- [INSTRUCTIONS FOR THE TASK] Copy each line in which the string "bottom" occurs.

[Extracts from a graphics dataset]
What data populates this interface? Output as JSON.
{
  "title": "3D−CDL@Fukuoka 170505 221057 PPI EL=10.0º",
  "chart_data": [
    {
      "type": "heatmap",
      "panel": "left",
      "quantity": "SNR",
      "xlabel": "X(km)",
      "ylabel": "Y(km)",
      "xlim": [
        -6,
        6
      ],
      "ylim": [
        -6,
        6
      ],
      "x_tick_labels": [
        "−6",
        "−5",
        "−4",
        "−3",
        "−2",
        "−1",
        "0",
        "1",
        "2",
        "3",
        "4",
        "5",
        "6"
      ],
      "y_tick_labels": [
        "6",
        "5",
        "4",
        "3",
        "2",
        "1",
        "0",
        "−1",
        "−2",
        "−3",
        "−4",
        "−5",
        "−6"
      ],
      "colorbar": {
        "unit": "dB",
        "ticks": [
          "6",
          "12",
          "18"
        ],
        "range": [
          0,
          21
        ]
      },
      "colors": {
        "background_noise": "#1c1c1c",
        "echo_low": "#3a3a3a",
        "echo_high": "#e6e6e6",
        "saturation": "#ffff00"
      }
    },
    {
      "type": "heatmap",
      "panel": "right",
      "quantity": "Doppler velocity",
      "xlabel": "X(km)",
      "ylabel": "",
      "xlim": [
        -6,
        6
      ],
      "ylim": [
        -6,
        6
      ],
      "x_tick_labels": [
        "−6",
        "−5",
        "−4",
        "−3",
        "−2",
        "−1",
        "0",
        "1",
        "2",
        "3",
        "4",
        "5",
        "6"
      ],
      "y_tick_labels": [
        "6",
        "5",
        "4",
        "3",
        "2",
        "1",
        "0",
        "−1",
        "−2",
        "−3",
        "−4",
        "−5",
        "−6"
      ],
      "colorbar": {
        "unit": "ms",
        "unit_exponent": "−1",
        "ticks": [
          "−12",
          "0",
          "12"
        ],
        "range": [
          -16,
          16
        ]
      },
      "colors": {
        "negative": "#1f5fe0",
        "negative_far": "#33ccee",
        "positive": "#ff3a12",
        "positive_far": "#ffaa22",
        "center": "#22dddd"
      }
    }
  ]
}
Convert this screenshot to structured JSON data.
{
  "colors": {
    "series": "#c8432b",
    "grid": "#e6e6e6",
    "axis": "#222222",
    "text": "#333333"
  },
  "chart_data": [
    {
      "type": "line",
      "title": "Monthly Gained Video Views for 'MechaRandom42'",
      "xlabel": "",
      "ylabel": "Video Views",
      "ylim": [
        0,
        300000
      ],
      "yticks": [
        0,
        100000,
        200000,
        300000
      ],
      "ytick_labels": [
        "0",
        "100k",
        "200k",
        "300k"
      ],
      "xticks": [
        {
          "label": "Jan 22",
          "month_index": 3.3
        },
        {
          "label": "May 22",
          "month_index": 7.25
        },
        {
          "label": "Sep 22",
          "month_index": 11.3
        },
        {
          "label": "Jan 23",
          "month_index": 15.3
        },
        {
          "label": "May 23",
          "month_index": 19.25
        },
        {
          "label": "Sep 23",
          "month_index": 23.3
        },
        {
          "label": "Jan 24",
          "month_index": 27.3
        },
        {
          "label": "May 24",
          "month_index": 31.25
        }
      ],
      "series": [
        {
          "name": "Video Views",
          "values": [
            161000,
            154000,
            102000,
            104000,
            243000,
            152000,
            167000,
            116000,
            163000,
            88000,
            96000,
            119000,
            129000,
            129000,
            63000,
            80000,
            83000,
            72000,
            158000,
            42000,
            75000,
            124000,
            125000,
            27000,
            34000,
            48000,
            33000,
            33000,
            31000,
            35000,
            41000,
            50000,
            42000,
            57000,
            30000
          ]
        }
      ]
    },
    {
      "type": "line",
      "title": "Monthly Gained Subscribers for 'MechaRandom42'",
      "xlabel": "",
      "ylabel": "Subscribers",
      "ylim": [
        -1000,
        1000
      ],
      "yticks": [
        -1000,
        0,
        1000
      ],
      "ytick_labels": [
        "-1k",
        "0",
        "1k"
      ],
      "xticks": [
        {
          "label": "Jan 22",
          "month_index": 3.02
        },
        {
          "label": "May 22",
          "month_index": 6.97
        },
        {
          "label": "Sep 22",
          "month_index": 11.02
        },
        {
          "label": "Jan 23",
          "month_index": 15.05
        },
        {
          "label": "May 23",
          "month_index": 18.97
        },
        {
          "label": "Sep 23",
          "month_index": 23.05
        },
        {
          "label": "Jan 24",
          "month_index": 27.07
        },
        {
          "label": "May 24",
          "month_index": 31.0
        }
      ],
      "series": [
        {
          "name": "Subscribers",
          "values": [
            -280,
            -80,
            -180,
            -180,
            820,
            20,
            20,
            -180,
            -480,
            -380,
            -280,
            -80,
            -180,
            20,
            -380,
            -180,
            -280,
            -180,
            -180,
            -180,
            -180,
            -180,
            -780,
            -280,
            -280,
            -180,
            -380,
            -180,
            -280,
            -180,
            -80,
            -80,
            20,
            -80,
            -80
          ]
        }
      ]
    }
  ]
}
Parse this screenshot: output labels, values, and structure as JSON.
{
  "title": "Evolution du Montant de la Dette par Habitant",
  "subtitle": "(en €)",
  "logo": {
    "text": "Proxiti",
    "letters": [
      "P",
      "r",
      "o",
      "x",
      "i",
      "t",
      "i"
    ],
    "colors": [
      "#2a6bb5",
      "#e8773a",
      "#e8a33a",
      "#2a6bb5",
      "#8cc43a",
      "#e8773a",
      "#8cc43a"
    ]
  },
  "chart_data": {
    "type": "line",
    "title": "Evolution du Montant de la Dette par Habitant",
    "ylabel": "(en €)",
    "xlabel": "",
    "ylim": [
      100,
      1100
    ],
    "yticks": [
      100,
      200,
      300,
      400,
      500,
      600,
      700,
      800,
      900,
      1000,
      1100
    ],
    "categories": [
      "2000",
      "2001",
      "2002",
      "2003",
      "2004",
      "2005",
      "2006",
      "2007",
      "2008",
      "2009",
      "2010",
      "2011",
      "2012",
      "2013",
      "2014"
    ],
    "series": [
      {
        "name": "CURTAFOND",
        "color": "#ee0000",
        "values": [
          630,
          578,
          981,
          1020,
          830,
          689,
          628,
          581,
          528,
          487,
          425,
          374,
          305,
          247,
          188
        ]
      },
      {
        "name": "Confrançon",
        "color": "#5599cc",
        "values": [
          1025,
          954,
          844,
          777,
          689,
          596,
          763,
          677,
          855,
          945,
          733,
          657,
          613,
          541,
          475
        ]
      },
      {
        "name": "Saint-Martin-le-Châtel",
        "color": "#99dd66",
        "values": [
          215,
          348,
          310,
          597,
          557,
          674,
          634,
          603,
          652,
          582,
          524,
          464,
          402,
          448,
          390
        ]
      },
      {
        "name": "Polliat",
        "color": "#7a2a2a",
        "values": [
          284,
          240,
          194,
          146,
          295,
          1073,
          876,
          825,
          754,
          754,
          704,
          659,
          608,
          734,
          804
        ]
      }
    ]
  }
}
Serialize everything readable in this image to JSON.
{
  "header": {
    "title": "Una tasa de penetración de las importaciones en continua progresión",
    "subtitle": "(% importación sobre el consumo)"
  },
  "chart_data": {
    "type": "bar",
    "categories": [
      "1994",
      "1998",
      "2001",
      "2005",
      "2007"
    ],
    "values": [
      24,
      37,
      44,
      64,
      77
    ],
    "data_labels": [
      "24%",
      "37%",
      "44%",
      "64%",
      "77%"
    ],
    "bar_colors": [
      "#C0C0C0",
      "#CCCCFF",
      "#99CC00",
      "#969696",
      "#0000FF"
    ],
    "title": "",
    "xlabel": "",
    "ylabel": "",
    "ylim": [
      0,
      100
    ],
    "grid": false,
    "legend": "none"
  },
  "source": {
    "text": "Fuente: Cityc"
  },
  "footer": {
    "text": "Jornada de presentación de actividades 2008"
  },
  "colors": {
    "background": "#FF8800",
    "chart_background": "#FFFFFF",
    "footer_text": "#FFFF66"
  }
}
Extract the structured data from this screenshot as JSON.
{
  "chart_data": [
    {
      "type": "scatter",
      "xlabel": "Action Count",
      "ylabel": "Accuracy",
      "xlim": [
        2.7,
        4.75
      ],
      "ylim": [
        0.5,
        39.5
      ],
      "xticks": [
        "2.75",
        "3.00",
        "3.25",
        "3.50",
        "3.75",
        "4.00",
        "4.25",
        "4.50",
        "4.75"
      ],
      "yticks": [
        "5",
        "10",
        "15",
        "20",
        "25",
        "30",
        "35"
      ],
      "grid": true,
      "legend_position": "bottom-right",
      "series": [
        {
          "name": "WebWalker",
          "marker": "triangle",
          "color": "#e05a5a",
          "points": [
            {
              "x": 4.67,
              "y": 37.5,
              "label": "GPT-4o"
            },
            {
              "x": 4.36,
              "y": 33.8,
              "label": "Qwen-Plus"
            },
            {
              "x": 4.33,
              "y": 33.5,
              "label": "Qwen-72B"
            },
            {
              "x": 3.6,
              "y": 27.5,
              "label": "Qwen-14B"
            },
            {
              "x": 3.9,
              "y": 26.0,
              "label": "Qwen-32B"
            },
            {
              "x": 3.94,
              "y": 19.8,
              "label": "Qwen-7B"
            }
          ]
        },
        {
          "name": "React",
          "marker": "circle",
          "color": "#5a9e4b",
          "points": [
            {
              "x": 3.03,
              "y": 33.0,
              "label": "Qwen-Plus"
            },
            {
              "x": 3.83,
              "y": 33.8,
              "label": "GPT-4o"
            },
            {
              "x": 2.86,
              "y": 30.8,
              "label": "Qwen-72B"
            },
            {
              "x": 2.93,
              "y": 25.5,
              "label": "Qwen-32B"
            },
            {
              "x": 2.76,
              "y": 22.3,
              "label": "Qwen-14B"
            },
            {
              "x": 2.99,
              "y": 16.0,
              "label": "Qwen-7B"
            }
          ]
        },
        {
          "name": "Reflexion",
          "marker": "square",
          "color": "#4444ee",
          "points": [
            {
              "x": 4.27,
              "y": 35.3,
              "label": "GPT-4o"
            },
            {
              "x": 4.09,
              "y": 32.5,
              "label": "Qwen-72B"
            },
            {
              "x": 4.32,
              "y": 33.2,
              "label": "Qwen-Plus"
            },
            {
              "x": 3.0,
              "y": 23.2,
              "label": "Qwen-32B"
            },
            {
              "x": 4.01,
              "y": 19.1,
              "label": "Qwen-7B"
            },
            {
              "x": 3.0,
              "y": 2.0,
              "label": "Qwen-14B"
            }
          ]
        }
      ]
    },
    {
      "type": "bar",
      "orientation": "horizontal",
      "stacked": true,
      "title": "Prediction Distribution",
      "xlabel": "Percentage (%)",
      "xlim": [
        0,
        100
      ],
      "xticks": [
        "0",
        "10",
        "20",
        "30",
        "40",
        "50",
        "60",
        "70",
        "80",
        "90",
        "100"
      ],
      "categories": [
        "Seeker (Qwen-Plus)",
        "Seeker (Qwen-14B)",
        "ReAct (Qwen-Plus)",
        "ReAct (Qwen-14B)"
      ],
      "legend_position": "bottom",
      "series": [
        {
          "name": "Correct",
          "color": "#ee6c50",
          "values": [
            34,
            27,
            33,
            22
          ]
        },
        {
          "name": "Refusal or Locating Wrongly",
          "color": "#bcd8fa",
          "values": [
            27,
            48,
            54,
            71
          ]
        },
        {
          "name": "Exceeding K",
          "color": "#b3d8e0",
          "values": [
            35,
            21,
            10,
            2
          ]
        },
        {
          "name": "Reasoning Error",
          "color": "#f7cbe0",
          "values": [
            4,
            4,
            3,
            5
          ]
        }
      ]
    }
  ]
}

- [THE RESPONSE]
      "legend_position": "bottom-right",
      "legend_position": "bottom",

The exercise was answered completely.